OBJECTIVE A: In the tensile-test code excerpt, what initial guess for the elastic modulus is passed to the curve fit?

For example, consider calculating the elatic modulus from tensile tests. Each sample in the dataset will have multiple measurements/entries, so a sample SummaryFunction could be used to calculate the average elastic modulus for each sample, and a dataset SummaryFunction could be used to create a table listing the average elastic modulus for each sample in the dataset for easy referencing.
import mcetl
import numpy as np
import pandas as pd
from scipy import optimize
def stress_model(strain, modulus):
"""
The linear estimate of the stress-strain curve using the strain and estimated modulus.
Parameters
----------
strain : array-like
The array of experimental strain values, unitless (with cancelled
units, such as mm/mm).
modulus : float
The estimated elastic modulus for the data, with units of GPa (Pa * 10**9).
Returns
-------
array-like
The estimated stress data following the linear model, with units of Pa.
"""
return strain * modulus * 1e9
def tensile_calculation(df, target_indices, calc_indices, excel_columns, **kwargs):
"""Calculates the elastic modulus from the stress-strain curve for each entry."""
if excel_columns is None and kwargs['processed'][0]:
return df # return to prevent processing twice
elif excel_columns is not None:
kwargs['processed'][0] = True
num_columns = 2 # the number of calculation columns per entry
for i, sample in enumerate(calc_indices):
for j in range(len(sample) // num_columns):
strain_index = target_indices[0][i][j]
stress_index = target_indices[1][i][j]
nan_mask = (~np.isnan(df[strain_index])) & (~np.isnan(df[stress_index]))
# to convert strain from % to unitless
strain = df[strain_index].to_numpy()[nan_mask] / 100
# to convert stress from MPa to Pa
stress = df[stress_index].to_numpy()[nan_mask] * 1e6
# only use data where stress varies linearly with respect to strain
linear_mask = (
(strain >= kwargs['lower_limit']) & (strain <= kwargs['upper_limit'])
)
initial_guess = 80 # initial guess of the elastic modulus, in GPa
modulus, covariance = optimize.curve_fit(
stress_model, strain[linear_mask], stress[linear_mask],
p0=[initial_guess]
)
df[sample[0 + (j * num_columns)]] = pd.Series(('Value', 'Standard Error'))

DATA SECTION:
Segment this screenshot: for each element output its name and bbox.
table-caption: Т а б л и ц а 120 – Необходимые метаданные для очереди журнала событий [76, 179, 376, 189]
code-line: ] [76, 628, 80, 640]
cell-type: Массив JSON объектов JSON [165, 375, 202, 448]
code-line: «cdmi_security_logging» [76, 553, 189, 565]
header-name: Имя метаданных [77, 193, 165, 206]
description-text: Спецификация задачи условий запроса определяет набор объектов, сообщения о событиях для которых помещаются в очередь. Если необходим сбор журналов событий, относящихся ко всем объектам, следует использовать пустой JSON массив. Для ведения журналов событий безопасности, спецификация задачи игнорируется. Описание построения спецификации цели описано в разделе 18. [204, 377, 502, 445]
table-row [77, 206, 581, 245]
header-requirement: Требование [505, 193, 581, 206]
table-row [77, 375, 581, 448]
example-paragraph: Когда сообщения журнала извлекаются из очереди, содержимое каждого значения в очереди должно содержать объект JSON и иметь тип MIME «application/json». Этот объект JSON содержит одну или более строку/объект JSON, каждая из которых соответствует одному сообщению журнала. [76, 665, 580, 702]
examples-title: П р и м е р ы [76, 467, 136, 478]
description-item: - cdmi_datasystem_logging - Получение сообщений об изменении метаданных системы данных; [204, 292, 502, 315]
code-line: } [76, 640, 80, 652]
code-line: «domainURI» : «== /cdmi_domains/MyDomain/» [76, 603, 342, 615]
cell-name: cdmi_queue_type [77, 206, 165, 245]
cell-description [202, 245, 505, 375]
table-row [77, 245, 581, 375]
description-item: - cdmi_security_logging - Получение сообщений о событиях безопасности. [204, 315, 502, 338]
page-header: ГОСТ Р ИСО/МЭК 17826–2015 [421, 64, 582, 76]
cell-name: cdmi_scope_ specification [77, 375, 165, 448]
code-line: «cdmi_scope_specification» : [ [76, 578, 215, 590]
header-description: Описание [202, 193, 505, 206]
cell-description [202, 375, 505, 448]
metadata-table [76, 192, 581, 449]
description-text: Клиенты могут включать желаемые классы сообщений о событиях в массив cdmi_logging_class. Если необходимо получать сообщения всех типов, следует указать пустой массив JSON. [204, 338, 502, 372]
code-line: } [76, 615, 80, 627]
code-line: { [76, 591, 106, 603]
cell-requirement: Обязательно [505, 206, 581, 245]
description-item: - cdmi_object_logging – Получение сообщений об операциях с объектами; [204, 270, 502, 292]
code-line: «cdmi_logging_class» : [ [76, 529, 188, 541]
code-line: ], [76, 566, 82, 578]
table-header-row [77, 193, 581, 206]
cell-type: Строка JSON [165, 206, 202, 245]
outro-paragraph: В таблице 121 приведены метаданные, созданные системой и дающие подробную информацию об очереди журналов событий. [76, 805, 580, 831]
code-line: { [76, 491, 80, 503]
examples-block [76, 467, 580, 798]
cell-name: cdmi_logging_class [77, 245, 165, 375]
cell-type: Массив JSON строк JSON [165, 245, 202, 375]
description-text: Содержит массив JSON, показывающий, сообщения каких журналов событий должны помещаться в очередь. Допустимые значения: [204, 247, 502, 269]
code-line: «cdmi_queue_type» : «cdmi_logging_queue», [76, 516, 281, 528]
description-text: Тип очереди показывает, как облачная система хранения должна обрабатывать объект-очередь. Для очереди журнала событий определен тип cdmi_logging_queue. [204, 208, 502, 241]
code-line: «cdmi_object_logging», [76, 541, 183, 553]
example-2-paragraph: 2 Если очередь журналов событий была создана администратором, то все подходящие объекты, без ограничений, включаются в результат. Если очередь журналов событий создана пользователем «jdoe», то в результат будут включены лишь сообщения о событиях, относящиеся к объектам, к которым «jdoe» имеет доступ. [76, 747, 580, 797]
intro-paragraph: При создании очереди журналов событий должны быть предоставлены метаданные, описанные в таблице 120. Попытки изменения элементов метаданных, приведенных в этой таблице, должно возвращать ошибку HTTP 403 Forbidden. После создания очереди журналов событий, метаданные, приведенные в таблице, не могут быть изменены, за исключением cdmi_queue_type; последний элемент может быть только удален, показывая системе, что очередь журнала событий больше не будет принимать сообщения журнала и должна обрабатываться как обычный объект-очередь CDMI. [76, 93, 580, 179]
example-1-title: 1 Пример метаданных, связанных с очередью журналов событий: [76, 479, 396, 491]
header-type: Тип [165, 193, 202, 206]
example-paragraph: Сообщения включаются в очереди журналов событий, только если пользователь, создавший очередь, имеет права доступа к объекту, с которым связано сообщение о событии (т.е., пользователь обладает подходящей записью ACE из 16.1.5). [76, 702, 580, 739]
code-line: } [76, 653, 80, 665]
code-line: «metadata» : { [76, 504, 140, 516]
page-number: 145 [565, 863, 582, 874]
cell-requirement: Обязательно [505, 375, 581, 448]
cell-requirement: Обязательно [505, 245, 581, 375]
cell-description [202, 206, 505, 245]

OBJECTIVE B: Copy the entries word for word, from their first line through the line containing "header-name: Имя метаданных", and give nothing beyond those lines.

EXERCISE RESULT A: 80 GPa

EXERCISE RESULT B:
Segment this screenshot: for each element output its name and bbox.
table-caption: Т а б л и ц а 120 – Необходимые метаданные для очереди журнала событий [76, 179, 376, 189]
code-line: ] [76, 628, 80, 640]
cell-type: Массив JSON объектов JSON [165, 375, 202, 448]
code-line: «cdmi_security_logging» [76, 553, 189, 565]
header-name: Имя метаданных [77, 193, 165, 206]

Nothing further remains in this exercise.